→ Dataset entries:
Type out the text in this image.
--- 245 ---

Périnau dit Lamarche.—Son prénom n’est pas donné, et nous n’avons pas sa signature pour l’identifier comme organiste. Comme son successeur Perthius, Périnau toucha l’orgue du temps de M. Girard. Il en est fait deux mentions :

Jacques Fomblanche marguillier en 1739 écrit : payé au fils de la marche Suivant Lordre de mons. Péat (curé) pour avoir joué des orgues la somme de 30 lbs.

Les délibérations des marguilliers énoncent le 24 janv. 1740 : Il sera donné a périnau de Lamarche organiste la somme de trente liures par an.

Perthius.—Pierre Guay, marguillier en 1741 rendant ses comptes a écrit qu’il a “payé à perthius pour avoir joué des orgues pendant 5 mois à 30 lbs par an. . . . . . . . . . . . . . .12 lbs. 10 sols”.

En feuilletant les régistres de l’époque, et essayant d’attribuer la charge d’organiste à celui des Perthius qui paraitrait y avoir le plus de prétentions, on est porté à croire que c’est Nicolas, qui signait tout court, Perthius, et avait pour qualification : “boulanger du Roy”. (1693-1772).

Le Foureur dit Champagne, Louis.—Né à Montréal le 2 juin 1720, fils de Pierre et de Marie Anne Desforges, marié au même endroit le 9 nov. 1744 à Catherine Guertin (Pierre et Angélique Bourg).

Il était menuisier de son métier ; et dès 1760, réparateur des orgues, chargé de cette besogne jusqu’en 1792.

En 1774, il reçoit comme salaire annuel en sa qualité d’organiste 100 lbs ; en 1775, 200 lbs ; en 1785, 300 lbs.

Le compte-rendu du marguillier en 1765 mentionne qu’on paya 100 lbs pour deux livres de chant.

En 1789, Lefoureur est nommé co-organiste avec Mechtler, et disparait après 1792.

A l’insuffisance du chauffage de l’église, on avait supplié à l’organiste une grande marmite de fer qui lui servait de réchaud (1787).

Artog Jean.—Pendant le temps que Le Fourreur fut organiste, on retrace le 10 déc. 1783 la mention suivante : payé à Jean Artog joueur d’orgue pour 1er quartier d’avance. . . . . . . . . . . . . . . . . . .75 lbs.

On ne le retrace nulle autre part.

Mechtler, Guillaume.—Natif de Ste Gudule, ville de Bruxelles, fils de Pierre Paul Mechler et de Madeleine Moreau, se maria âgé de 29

→ Problem description:
Copy each line of the records that contains the word "Mechtler".

→ Task response:
En 1789, Lefoureur est nommé co-organiste avec Mechtler, et disparait après 1792.
Mechtler, Guillaume.—Natif de Ste Gudule, ville de Bruxelles, fils de Pierre Paul Mechler et de Madeleine Moreau, se maria âgé de 29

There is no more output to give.